(Figure collection entries)
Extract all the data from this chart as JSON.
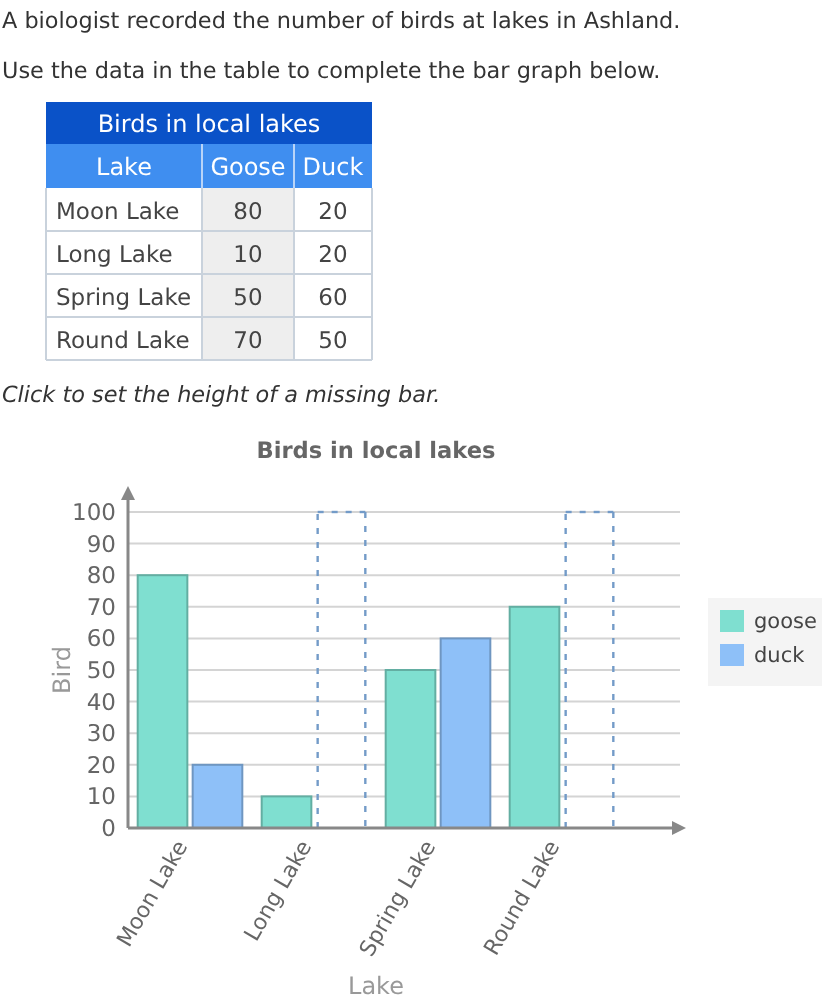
{
  "chart_data": [
    {
      "type": "other",
      "title": "Birds in local lakes",
      "xlabel": "Lake",
      "categories": [
        "Moon Lake",
        "Long Lake",
        "Spring Lake",
        "Round Lake"
      ],
      "series": [
        {
          "name": "Goose",
          "values": [
            80,
            10,
            50,
            70
          ]
        },
        {
          "name": "Duck",
          "values": [
            20,
            20,
            60,
            50
          ]
        }
      ],
      "data_labels": true,
      "annotations": [
        "A biologist recorded the number of birds at lakes in Ashland.",
        "Use the data in the table to complete the bar graph below."
      ]
    },
    {
      "type": "bar",
      "title": "Birds in local lakes",
      "xlabel": "Lake",
      "ylabel": "Bird",
      "categories": [
        "Moon Lake",
        "Long Lake",
        "Spring Lake",
        "Round Lake"
      ],
      "series": [
        {
          "name": "goose",
          "color": "#7fdfd0",
          "values": [
            80,
            10,
            50,
            70
          ]
        },
        {
          "name": "duck",
          "color": "#8ec0f8",
          "values": [
            20,
            null,
            60,
            null
          ]
        }
      ],
      "ylim": [
        0,
        100
      ],
      "yticks": [
        0,
        10,
        20,
        30,
        40,
        50,
        60,
        70,
        80,
        90,
        100
      ],
      "grid": "y",
      "legend": "right",
      "annotations": [
        "Click to set the height of a missing bar."
      ]
    }
  ]
}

Task instructions. Retype each record exactly as it stands, but do not include the pictures.

Answer for this exercise.
Extract all the data from this chart as JSON.
{
  "chart_data": [
    {
      "type": "other",
      "title": "Birds in local lakes",
      "xlabel": "Lake",
      "categories": [
        "Moon Lake",
        "Long Lake",
        "Spring Lake",
        "Round Lake"
      ],
      "series": [
        {
          "name": "Goose",
          "values": [
            80,
            10,
            50,
            70
          ]
        },
        {
          "name": "Duck",
          "values": [
            20,
            20,
            60,
            50
          ]
        }
      ],
      "data_labels": true,
      "annotations": [
        "A biologist recorded the number of birds at lakes in Ashland.",
        "Use the data in the table to complete the bar graph below."
      ]
    },
    {
      "type": "bar",
      "title": "Birds in local lakes",
      "xlabel": "Lake",
      "ylabel": "Bird",
      "categories": [
        "Moon Lake",
        "Long Lake",
        "Spring Lake",
        "Round Lake"
      ],
      "series": [
        {
          "name": "goose",
          "color": "#7fdfd0",
          "values": [
            80,
            10,
            50,
            70
          ]
        },
        {
          "name": "duck",
          "color": "#8ec0f8",
          "values": [
            20,
            null,
            60,
            null
          ]
        }
      ],
      "ylim": [
        0,
        100
      ],
      "yticks": [
        0,
        10,
        20,
        30,
        40,
        50,
        60,
        70,
        80,
        90,
        100
      ],
      "grid": "y",
      "legend": "right",
      "annotations": [
        "Click to set the height of a missing bar."
      ]
    }
  ]
}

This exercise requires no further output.